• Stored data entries
++++++++

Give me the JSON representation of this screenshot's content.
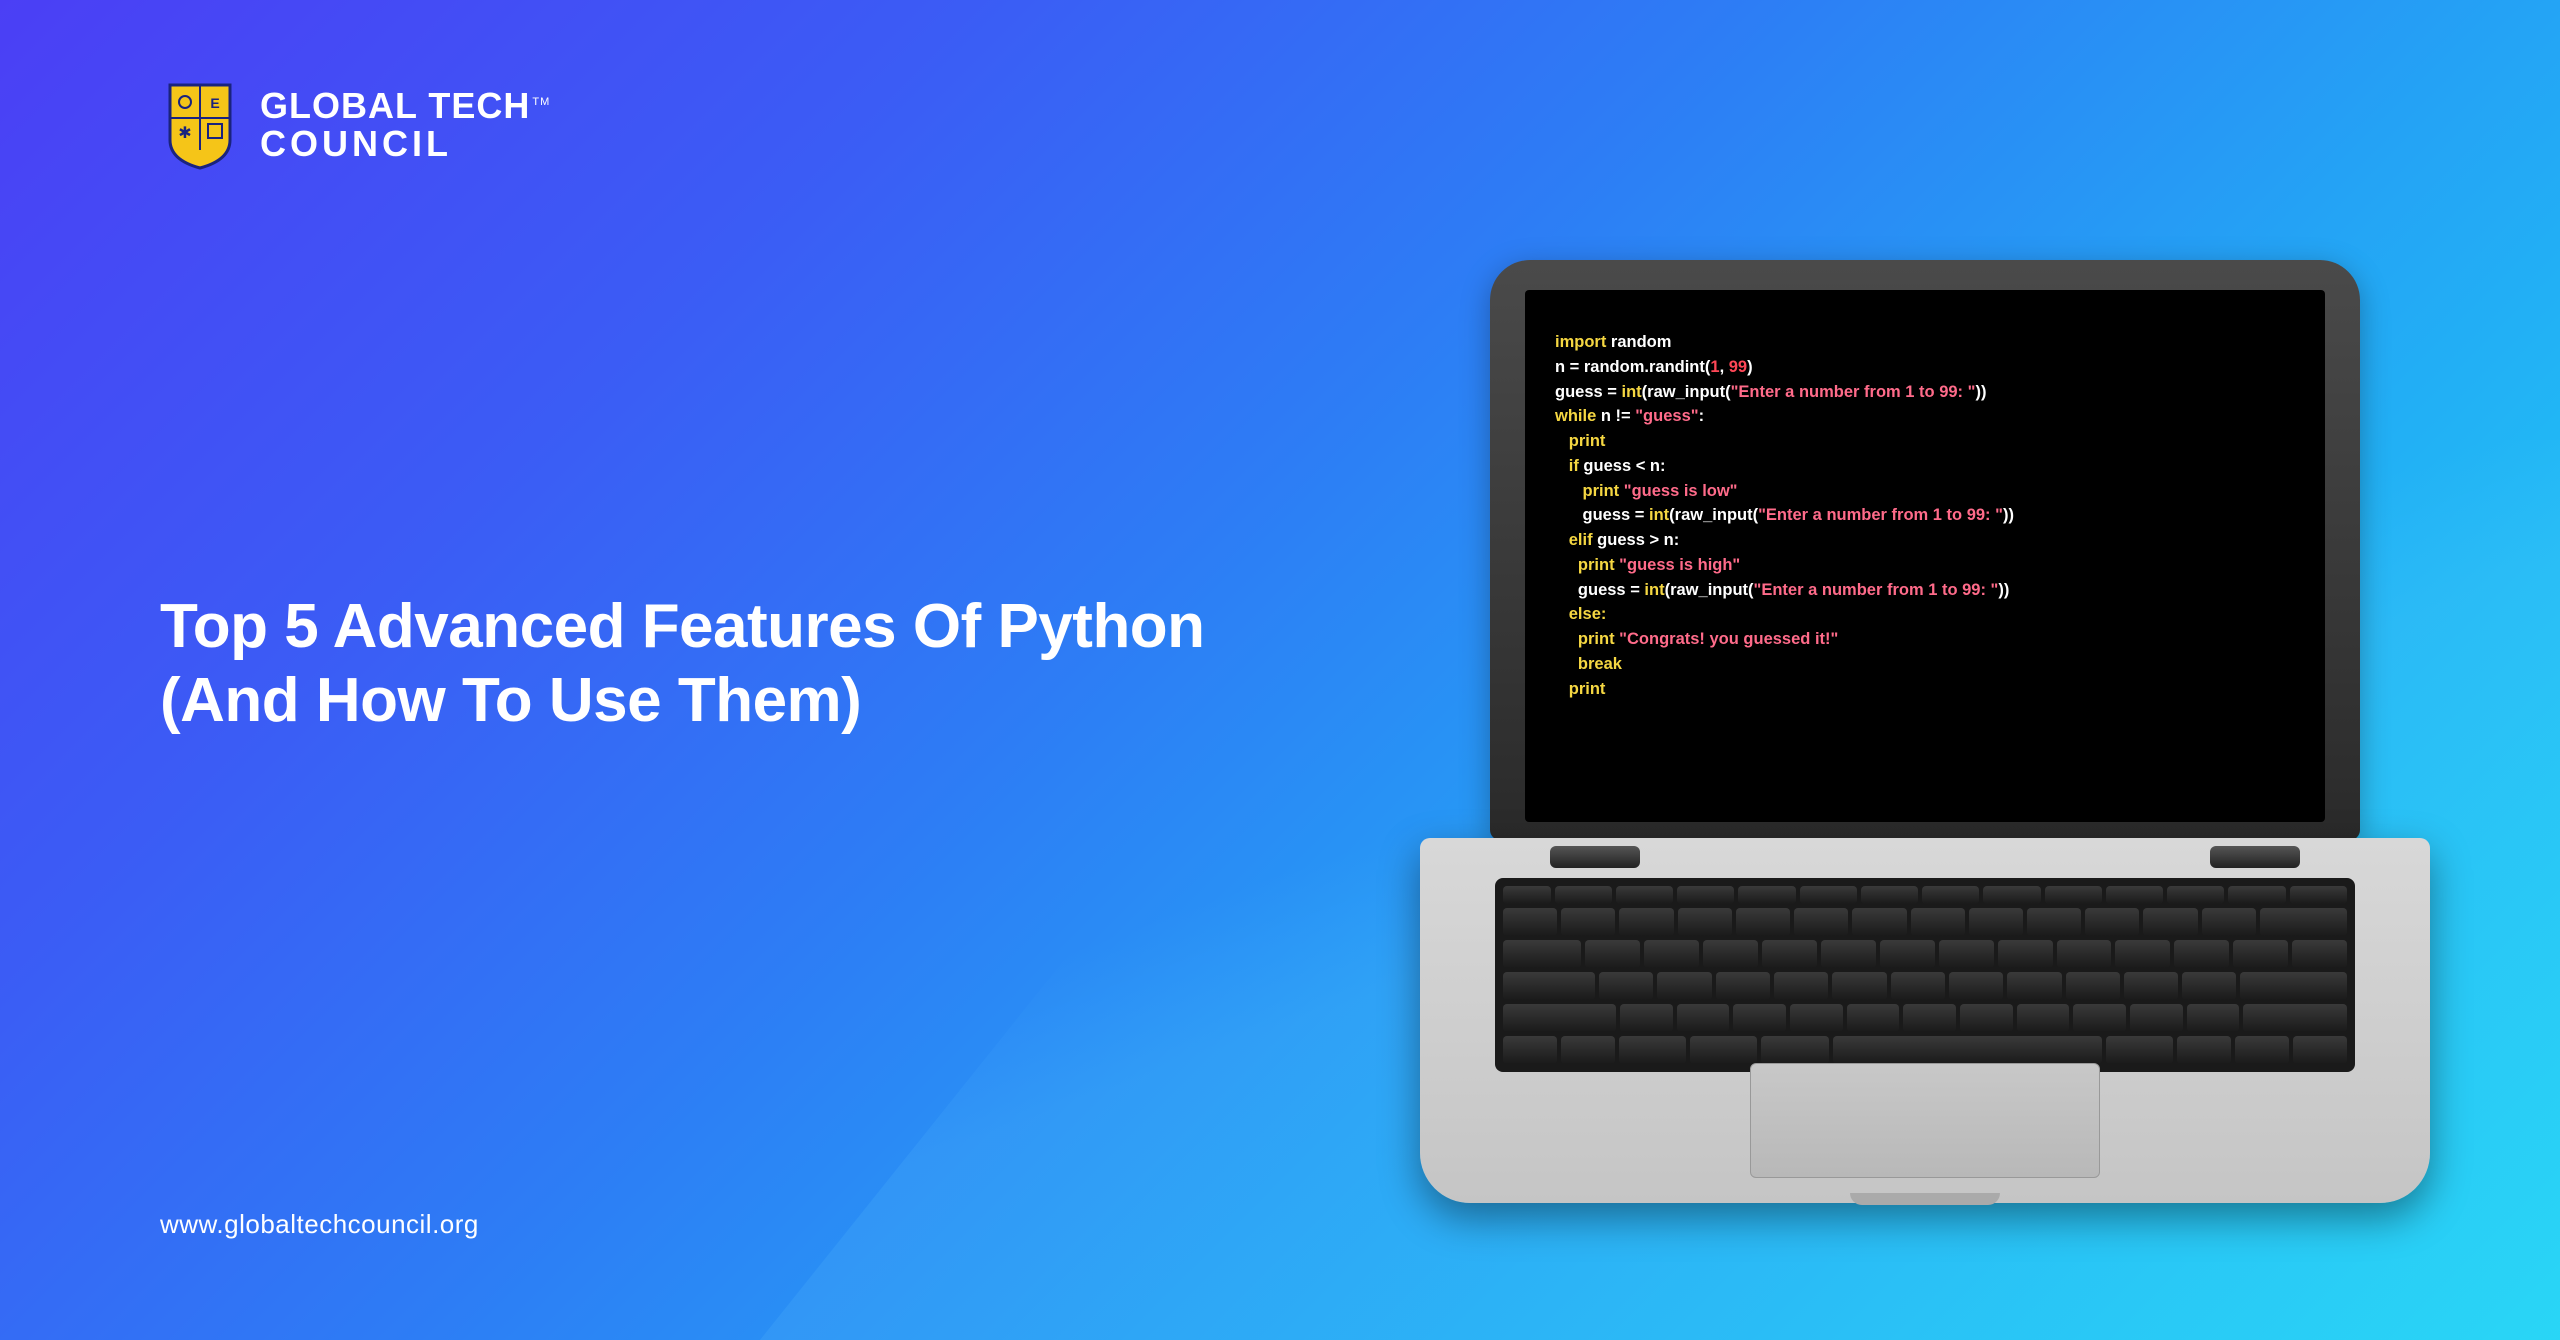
{
  "brand": {
    "line1": "GLOBAL TECH",
    "line2": "COUNCIL",
    "tm": "TM"
  },
  "title": {
    "line1": "Top 5 Advanced Features Of Python",
    "line2": "(And How To Use Them)"
  },
  "footer": {
    "url": "www.globaltechcouncil.org"
  },
  "code": {
    "l1_kw": "import",
    "l1_rest": " random",
    "l2_a": "n = random.randint(",
    "l2_n1": "1",
    "l2_c": ", ",
    "l2_n2": "99",
    "l2_b": ")",
    "l3_a": "guess = ",
    "l3_fn": "int",
    "l3_b": "(raw_input(",
    "l3_s": "\"Enter a number from 1 to 99: \"",
    "l3_c": "))",
    "l4_kw": "while",
    "l4_a": " n != ",
    "l4_s": "\"guess\"",
    "l4_b": ":",
    "l5": "   print",
    "l6_kw": "   if",
    "l6_a": " guess < n:",
    "l7_kw": "      print ",
    "l7_s": "\"guess is low\"",
    "l8_a": "      guess = ",
    "l8_fn": "int",
    "l8_b": "(raw_input(",
    "l8_s": "\"Enter a number from 1 to 99: \"",
    "l8_c": "))",
    "l9_kw": "   elif",
    "l9_a": " guess > n:",
    "l10_kw": "     print ",
    "l10_s": "\"guess is high\"",
    "l11_a": "     guess = ",
    "l11_fn": "int",
    "l11_b": "(raw_input(",
    "l11_s": "\"Enter a number from 1 to 99: \"",
    "l11_c": "))",
    "l12_kw": "   else:",
    "l13_kw": "     print ",
    "l13_s": "\"Congrats! you guessed it!\"",
    "l14_kw": "     break",
    "l15": "   print"
  }
}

++++++++

• Exercise directions
Write the entries above out in full, exactly, with no images.

• Exercise output
Give me the JSON representation of this screenshot's content.
{
  "brand": {
    "line1": "GLOBAL TECH",
    "line2": "COUNCIL",
    "tm": "TM"
  },
  "title": {
    "line1": "Top 5 Advanced Features Of Python",
    "line2": "(And How To Use Them)"
  },
  "footer": {
    "url": "www.globaltechcouncil.org"
  },
  "code": {
    "l1_kw": "import",
    "l1_rest": " random",
    "l2_a": "n = random.randint(",
    "l2_n1": "1",
    "l2_c": ", ",
    "l2_n2": "99",
    "l2_b": ")",
    "l3_a": "guess = ",
    "l3_fn": "int",
    "l3_b": "(raw_input(",
    "l3_s": "\"Enter a number from 1 to 99: \"",
    "l3_c": "))",
    "l4_kw": "while",
    "l4_a": " n != ",
    "l4_s": "\"guess\"",
    "l4_b": ":",
    "l5": "   print",
    "l6_kw": "   if",
    "l6_a": " guess < n:",
    "l7_kw": "      print ",
    "l7_s": "\"guess is low\"",
    "l8_a": "      guess = ",
    "l8_fn": "int",
    "l8_b": "(raw_input(",
    "l8_s": "\"Enter a number from 1 to 99: \"",
    "l8_c": "))",
    "l9_kw": "   elif",
    "l9_a": " guess > n:",
    "l10_kw": "     print ",
    "l10_s": "\"guess is high\"",
    "l11_a": "     guess = ",
    "l11_fn": "int",
    "l11_b": "(raw_input(",
    "l11_s": "\"Enter a number from 1 to 99: \"",
    "l11_c": "))",
    "l12_kw": "   else:",
    "l13_kw": "     print ",
    "l13_s": "\"Congrats! you guessed it!\"",
    "l14_kw": "     break",
    "l15": "   print"
  }
}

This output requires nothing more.